• **Task**
All of the data that follows should be retyped exactly, please, except the pictures.

• **Input**
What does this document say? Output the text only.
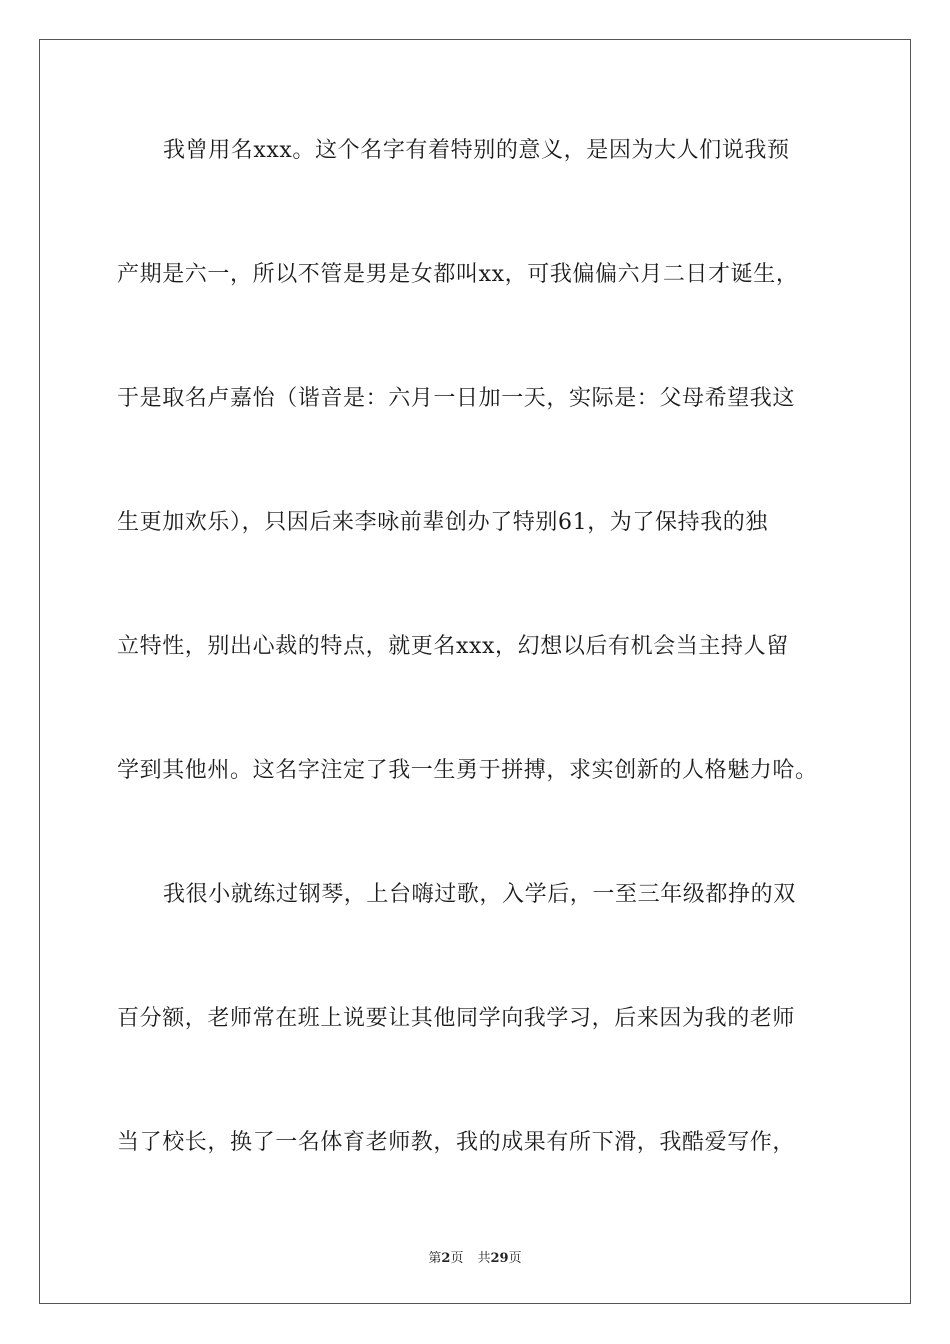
我曾用名xxx。这个名字有着特别的意义，是因为大人们说我预
产期是六一，所以不管是男是女都叫xx，可我偏偏六月二日才诞生，
于是取名卢嘉怡（谐音是：六月一日加一天，实际是：父母希望我这
生更加欢乐），只因后来李咏前辈创办了特别61，为了保持我的独
立特性，别出心裁的特点，就更名xxx，幻想以后有机会当主持人留
学到其他州。这名字注定了我一生勇于拼搏，求实创新的人格魅力哈。
我很小就练过钢琴，上台嗨过歌，入学后，一至三年级都挣的双
百分额，老师常在班上说要让其他同学向我学习，后来因为我的老师
当了校长，换了一名体育老师教，我的成果有所下滑，我酷爱写作，
第2页 共29页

• **Final result**
What does this document say? Output the text only.
我曾用名xxx。这个名字有着特别的意义，是因为大人们说我预
产期是六一，所以不管是男是女都叫xx，可我偏偏六月二日才诞生，
于是取名卢嘉怡（谐音是：六月一日加一天，实际是：父母希望我这
生更加欢乐），只因后来李咏前辈创办了特别61，为了保持我的独
立特性，别出心裁的特点，就更名xxx，幻想以后有机会当主持人留
学到其他州。这名字注定了我一生勇于拼搏，求实创新的人格魅力哈。
我很小就练过钢琴，上台嗨过歌，入学后，一至三年级都挣的双
百分额，老师常在班上说要让其他同学向我学习，后来因为我的老师
当了校长，换了一名体育老师教，我的成果有所下滑，我酷爱写作，
第2页 共29页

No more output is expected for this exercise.